---- Exercise data

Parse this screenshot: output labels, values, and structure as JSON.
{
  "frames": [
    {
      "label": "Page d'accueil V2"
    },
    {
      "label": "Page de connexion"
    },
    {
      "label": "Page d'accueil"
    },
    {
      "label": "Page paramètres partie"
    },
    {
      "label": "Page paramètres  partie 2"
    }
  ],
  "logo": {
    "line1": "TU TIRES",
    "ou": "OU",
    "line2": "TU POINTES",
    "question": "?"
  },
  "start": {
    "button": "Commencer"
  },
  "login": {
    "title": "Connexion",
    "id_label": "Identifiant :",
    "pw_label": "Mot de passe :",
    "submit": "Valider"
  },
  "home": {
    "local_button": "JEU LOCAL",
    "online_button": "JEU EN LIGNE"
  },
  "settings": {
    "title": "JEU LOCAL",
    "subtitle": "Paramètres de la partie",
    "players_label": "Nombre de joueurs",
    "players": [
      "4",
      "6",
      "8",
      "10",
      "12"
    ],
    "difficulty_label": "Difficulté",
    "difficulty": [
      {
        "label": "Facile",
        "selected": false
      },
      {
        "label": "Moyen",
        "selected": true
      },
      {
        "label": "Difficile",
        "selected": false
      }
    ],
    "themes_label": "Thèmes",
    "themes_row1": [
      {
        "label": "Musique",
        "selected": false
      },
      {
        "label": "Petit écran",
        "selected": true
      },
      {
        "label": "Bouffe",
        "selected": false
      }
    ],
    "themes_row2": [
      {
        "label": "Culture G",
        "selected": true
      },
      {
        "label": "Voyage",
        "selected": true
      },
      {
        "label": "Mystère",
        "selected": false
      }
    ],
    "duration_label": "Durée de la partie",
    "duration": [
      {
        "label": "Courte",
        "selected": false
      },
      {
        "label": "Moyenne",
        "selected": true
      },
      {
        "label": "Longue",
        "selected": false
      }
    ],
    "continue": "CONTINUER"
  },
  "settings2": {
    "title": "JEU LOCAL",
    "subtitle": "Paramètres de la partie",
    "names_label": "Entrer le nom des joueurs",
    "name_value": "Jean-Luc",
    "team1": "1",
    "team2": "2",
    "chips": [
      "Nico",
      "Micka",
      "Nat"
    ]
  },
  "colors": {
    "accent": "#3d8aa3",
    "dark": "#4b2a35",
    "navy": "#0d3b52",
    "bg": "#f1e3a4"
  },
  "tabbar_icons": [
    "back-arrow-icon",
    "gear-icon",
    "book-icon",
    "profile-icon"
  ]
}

--------

All of the entries must be quoted exactly; please include each one.

Parse this screenshot: output labels, values, and structure as JSON.
{
  "frames": [
    {
      "label": "Page d'accueil V2"
    },
    {
      "label": "Page de connexion"
    },
    {
      "label": "Page d'accueil"
    },
    {
      "label": "Page paramètres partie"
    },
    {
      "label": "Page paramètres  partie 2"
    }
  ],
  "logo": {
    "line1": "TU TIRES",
    "ou": "OU",
    "line2": "TU POINTES",
    "question": "?"
  },
  "start": {
    "button": "Commencer"
  },
  "login": {
    "title": "Connexion",
    "id_label": "Identifiant :",
    "pw_label": "Mot de passe :",
    "submit": "Valider"
  },
  "home": {
    "local_button": "JEU LOCAL",
    "online_button": "JEU EN LIGNE"
  },
  "settings": {
    "title": "JEU LOCAL",
    "subtitle": "Paramètres de la partie",
    "players_label": "Nombre de joueurs",
    "players": [
      "4",
      "6",
      "8",
      "10",
      "12"
    ],
    "difficulty_label": "Difficulté",
    "difficulty": [
      {
        "label": "Facile",
        "selected": false
      },
      {
        "label": "Moyen",
        "selected": true
      },
      {
        "label": "Difficile",
        "selected": false
      }
    ],
    "themes_label": "Thèmes",
    "themes_row1": [
      {
        "label": "Musique",
        "selected": false
      },
      {
        "label": "Petit écran",
        "selected": true
      },
      {
        "label": "Bouffe",
        "selected": false
      }
    ],
    "themes_row2": [
      {
        "label": "Culture G",
        "selected": true
      },
      {
        "label": "Voyage",
        "selected": true
      },
      {
        "label": "Mystère",
        "selected": false
      }
    ],
    "duration_label": "Durée de la partie",
    "duration": [
      {
        "label": "Courte",
        "selected": false
      },
      {
        "label": "Moyenne",
        "selected": true
      },
      {
        "label": "Longue",
        "selected": false
      }
    ],
    "continue": "CONTINUER"
  },
  "settings2": {
    "title": "JEU LOCAL",
    "subtitle": "Paramètres de la partie",
    "names_label": "Entrer le nom des joueurs",
    "name_value": "Jean-Luc",
    "team1": "1",
    "team2": "2",
    "chips": [
      "Nico",
      "Micka",
      "Nat"
    ]
  },
  "colors": {
    "accent": "#3d8aa3",
    "dark": "#4b2a35",
    "navy": "#0d3b52",
    "bg": "#f1e3a4"
  },
  "tabbar_icons": [
    "back-arrow-icon",
    "gear-icon",
    "book-icon",
    "profile-icon"
  ]
}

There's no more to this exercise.